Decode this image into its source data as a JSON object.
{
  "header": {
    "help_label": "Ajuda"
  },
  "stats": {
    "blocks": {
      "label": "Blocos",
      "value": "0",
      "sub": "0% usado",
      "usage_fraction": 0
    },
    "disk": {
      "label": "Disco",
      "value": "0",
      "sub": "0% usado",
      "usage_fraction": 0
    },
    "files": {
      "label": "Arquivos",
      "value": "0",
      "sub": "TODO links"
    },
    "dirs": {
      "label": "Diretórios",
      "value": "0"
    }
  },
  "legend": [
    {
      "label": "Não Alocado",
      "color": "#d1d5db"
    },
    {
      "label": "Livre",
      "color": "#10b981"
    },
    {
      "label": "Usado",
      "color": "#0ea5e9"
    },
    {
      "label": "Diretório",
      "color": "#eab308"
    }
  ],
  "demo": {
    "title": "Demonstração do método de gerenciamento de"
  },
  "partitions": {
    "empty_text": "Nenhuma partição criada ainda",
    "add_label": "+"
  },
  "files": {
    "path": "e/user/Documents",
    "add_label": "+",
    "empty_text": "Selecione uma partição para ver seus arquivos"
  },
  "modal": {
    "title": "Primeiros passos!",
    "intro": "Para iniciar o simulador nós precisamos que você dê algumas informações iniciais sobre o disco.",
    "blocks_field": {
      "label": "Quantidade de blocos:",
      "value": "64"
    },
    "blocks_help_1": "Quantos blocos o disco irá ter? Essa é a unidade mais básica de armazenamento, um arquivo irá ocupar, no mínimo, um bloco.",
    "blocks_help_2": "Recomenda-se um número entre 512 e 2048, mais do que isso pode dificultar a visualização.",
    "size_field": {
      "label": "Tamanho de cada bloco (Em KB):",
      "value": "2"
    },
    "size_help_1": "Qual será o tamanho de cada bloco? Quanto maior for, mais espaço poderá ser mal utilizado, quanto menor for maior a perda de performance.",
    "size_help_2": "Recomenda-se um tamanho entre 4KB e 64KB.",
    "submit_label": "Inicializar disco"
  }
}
-*-
TASK TO CARRY OUT → Repeat the data precisely, reproducing every entry.

SOLVED PROBLEM →
Decode this image into its source data as a JSON object.
{
  "header": {
    "help_label": "Ajuda"
  },
  "stats": {
    "blocks": {
      "label": "Blocos",
      "value": "0",
      "sub": "0% usado",
      "usage_fraction": 0
    },
    "disk": {
      "label": "Disco",
      "value": "0",
      "sub": "0% usado",
      "usage_fraction": 0
    },
    "files": {
      "label": "Arquivos",
      "value": "0",
      "sub": "TODO links"
    },
    "dirs": {
      "label": "Diretórios",
      "value": "0"
    }
  },
  "legend": [
    {
      "label": "Não Alocado",
      "color": "#d1d5db"
    },
    {
      "label": "Livre",
      "color": "#10b981"
    },
    {
      "label": "Usado",
      "color": "#0ea5e9"
    },
    {
      "label": "Diretório",
      "color": "#eab308"
    }
  ],
  "demo": {
    "title": "Demonstração do método de gerenciamento de"
  },
  "partitions": {
    "empty_text": "Nenhuma partição criada ainda",
    "add_label": "+"
  },
  "files": {
    "path": "e/user/Documents",
    "add_label": "+",
    "empty_text": "Selecione uma partição para ver seus arquivos"
  },
  "modal": {
    "title": "Primeiros passos!",
    "intro": "Para iniciar o simulador nós precisamos que você dê algumas informações iniciais sobre o disco.",
    "blocks_field": {
      "label": "Quantidade de blocos:",
      "value": "64"
    },
    "blocks_help_1": "Quantos blocos o disco irá ter? Essa é a unidade mais básica de armazenamento, um arquivo irá ocupar, no mínimo, um bloco.",
    "blocks_help_2": "Recomenda-se um número entre 512 e 2048, mais do que isso pode dificultar a visualização.",
    "size_field": {
      "label": "Tamanho de cada bloco (Em KB):",
      "value": "2"
    },
    "size_help_1": "Qual será o tamanho de cada bloco? Quanto maior for, mais espaço poderá ser mal utilizado, quanto menor for maior a perda de performance.",
    "size_help_2": "Recomenda-se um tamanho entre 4KB e 64KB.",
    "submit_label": "Inicializar disco"
  }
}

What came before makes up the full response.